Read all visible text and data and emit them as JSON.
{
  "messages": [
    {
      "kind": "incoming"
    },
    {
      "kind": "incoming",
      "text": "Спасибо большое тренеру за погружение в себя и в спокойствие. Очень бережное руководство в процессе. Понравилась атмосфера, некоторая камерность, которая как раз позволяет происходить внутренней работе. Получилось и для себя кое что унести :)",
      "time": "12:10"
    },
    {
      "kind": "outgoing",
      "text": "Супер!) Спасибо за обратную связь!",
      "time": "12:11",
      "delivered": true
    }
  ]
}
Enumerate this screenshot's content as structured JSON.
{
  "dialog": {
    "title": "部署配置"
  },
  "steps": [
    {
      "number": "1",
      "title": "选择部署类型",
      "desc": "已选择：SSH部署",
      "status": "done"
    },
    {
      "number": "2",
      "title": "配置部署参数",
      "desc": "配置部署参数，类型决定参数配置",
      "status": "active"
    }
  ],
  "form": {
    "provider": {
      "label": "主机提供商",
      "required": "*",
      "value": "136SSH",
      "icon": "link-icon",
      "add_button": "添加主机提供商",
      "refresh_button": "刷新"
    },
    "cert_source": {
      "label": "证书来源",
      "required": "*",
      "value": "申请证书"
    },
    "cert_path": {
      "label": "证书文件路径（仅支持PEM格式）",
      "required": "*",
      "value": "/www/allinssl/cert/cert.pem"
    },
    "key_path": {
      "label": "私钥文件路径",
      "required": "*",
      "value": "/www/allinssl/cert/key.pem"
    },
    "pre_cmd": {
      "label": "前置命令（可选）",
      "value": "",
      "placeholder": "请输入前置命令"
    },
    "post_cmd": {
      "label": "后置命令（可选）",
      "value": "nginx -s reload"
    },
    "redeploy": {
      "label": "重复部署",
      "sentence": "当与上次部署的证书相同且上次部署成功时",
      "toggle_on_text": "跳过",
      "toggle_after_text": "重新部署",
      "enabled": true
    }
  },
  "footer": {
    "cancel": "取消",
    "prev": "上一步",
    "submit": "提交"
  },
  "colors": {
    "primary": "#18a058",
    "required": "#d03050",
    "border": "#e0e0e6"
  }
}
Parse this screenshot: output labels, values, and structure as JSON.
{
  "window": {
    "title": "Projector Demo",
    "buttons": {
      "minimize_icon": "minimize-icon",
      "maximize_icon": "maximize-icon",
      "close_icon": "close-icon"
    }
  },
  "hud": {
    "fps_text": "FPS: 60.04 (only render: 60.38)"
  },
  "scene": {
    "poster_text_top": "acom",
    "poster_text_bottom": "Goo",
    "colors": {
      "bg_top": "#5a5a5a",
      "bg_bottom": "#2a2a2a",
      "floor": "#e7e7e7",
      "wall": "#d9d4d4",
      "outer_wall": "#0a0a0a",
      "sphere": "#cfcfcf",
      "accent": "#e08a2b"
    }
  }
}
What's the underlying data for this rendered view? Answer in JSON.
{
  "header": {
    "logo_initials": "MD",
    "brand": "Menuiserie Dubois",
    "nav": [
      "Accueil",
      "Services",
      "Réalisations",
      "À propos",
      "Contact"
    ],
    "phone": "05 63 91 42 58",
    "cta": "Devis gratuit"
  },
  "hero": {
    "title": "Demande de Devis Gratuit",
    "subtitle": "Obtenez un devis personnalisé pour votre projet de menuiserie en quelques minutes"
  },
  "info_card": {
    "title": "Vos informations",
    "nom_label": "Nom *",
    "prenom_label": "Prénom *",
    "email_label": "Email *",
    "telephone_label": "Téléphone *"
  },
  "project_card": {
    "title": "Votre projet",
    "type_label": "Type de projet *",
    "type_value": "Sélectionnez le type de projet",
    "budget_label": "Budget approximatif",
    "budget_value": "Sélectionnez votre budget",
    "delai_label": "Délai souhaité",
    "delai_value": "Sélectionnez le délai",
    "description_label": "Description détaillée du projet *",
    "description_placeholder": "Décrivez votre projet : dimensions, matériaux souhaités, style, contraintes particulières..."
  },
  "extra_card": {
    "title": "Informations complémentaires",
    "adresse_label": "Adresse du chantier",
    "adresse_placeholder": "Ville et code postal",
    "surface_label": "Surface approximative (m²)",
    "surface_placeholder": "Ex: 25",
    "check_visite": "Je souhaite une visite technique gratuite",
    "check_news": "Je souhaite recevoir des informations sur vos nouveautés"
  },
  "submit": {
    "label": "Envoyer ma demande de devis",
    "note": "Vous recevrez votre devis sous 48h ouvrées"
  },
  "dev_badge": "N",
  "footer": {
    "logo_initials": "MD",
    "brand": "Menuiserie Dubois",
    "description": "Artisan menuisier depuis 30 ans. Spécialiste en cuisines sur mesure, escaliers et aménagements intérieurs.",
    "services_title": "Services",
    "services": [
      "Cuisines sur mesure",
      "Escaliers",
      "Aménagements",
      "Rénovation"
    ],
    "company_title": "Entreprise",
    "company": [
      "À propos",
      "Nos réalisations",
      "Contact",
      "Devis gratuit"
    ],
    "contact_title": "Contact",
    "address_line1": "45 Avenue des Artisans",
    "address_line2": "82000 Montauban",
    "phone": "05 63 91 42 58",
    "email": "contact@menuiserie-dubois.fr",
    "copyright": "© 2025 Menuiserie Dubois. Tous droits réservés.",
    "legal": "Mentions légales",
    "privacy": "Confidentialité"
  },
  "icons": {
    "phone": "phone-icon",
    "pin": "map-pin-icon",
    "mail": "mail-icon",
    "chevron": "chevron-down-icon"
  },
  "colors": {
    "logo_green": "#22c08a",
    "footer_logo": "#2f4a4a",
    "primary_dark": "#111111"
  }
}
━━━━━━━━━━
Aim
Write down every line of the data exactly as it appears above.

Written solution
Read all visible text and data and emit them as JSON.
{
  "messages": [
    {
      "kind": "incoming"
    },
    {
      "kind": "incoming",
      "text": "Спасибо большое тренеру за погружение в себя и в спокойствие. Очень бережное руководство в процессе. Понравилась атмосфера, некоторая камерность, которая как раз позволяет происходить внутренней работе. Получилось и для себя кое что унести :)",
      "time": "12:10"
    },
    {
      "kind": "outgoing",
      "text": "Супер!) Спасибо за обратную связь!",
      "time": "12:11",
      "delivered": true
    }
  ]
}
Enumerate this screenshot's content as structured JSON.
{
  "dialog": {
    "title": "部署配置"
  },
  "steps": [
    {
      "number": "1",
      "title": "选择部署类型",
      "desc": "已选择：SSH部署",
      "status": "done"
    },
    {
      "number": "2",
      "title": "配置部署参数",
      "desc": "配置部署参数，类型决定参数配置",
      "status": "active"
    }
  ],
  "form": {
    "provider": {
      "label": "主机提供商",
      "required": "*",
      "value": "136SSH",
      "icon": "link-icon",
      "add_button": "添加主机提供商",
      "refresh_button": "刷新"
    },
    "cert_source": {
      "label": "证书来源",
      "required": "*",
      "value": "申请证书"
    },
    "cert_path": {
      "label": "证书文件路径（仅支持PEM格式）",
      "required": "*",
      "value": "/www/allinssl/cert/cert.pem"
    },
    "key_path": {
      "label": "私钥文件路径",
      "required": "*",
      "value": "/www/allinssl/cert/key.pem"
    },
    "pre_cmd": {
      "label": "前置命令（可选）",
      "value": "",
      "placeholder": "请输入前置命令"
    },
    "post_cmd": {
      "label": "后置命令（可选）",
      "value": "nginx -s reload"
    },
    "redeploy": {
      "label": "重复部署",
      "sentence": "当与上次部署的证书相同且上次部署成功时",
      "toggle_on_text": "跳过",
      "toggle_after_text": "重新部署",
      "enabled": true
    }
  },
  "footer": {
    "cancel": "取消",
    "prev": "上一步",
    "submit": "提交"
  },
  "colors": {
    "primary": "#18a058",
    "required": "#d03050",
    "border": "#e0e0e6"
  }
}
Parse this screenshot: output labels, values, and structure as JSON.
{
  "window": {
    "title": "Projector Demo",
    "buttons": {
      "minimize_icon": "minimize-icon",
      "maximize_icon": "maximize-icon",
      "close_icon": "close-icon"
    }
  },
  "hud": {
    "fps_text": "FPS: 60.04 (only render: 60.38)"
  },
  "scene": {
    "poster_text_top": "acom",
    "poster_text_bottom": "Goo",
    "colors": {
      "bg_top": "#5a5a5a",
      "bg_bottom": "#2a2a2a",
      "floor": "#e7e7e7",
      "wall": "#d9d4d4",
      "outer_wall": "#0a0a0a",
      "sphere": "#cfcfcf",
      "accent": "#e08a2b"
    }
  }
}
What's the underlying data for this rendered view? Answer in JSON.
{
  "header": {
    "logo_initials": "MD",
    "brand": "Menuiserie Dubois",
    "nav": [
      "Accueil",
      "Services",
      "Réalisations",
      "À propos",
      "Contact"
    ],
    "phone": "05 63 91 42 58",
    "cta": "Devis gratuit"
  },
  "hero": {
    "title": "Demande de Devis Gratuit",
    "subtitle": "Obtenez un devis personnalisé pour votre projet de menuiserie en quelques minutes"
  },
  "info_card": {
    "title": "Vos informations",
    "nom_label": "Nom *",
    "prenom_label": "Prénom *",
    "email_label": "Email *",
    "telephone_label": "Téléphone *"
  },
  "project_card": {
    "title": "Votre projet",
    "type_label": "Type de projet *",
    "type_value": "Sélectionnez le type de projet",
    "budget_label": "Budget approximatif",
    "budget_value": "Sélectionnez votre budget",
    "delai_label": "Délai souhaité",
    "delai_value": "Sélectionnez le délai",
    "description_label": "Description détaillée du projet *",
    "description_placeholder": "Décrivez votre projet : dimensions, matériaux souhaités, style, contraintes particulières..."
  },
  "extra_card": {
    "title": "Informations complémentaires",
    "adresse_label": "Adresse du chantier",
    "adresse_placeholder": "Ville et code postal",
    "surface_label": "Surface approximative (m²)",
    "surface_placeholder": "Ex: 25",
    "check_visite": "Je souhaite une visite technique gratuite",
    "check_news": "Je souhaite recevoir des informations sur vos nouveautés"
  },
  "submit": {
    "label": "Envoyer ma demande de devis",
    "note": "Vous recevrez votre devis sous 48h ouvrées"
  },
  "dev_badge": "N",
  "footer": {
    "logo_initials": "MD",
    "brand": "Menuiserie Dubois",
    "description": "Artisan menuisier depuis 30 ans. Spécialiste en cuisines sur mesure, escaliers et aménagements intérieurs.",
    "services_title": "Services",
    "services": [
      "Cuisines sur mesure",
      "Escaliers",
      "Aménagements",
      "Rénovation"
    ],
    "company_title": "Entreprise",
    "company": [
      "À propos",
      "Nos réalisations",
      "Contact",
      "Devis gratuit"
    ],
    "contact_title": "Contact",
    "address_line1": "45 Avenue des Artisans",
    "address_line2": "82000 Montauban",
    "phone": "05 63 91 42 58",
    "email": "contact@menuiserie-dubois.fr",
    "copyright": "© 2025 Menuiserie Dubois. Tous droits réservés.",
    "legal": "Mentions légales",
    "privacy": "Confidentialité"
  },
  "icons": {
    "phone": "phone-icon",
    "pin": "map-pin-icon",
    "mail": "mail-icon",
    "chevron": "chevron-down-icon"
  },
  "colors": {
    "logo_green": "#22c08a",
    "footer_logo": "#2f4a4a",
    "primary_dark": "#111111"
  }
}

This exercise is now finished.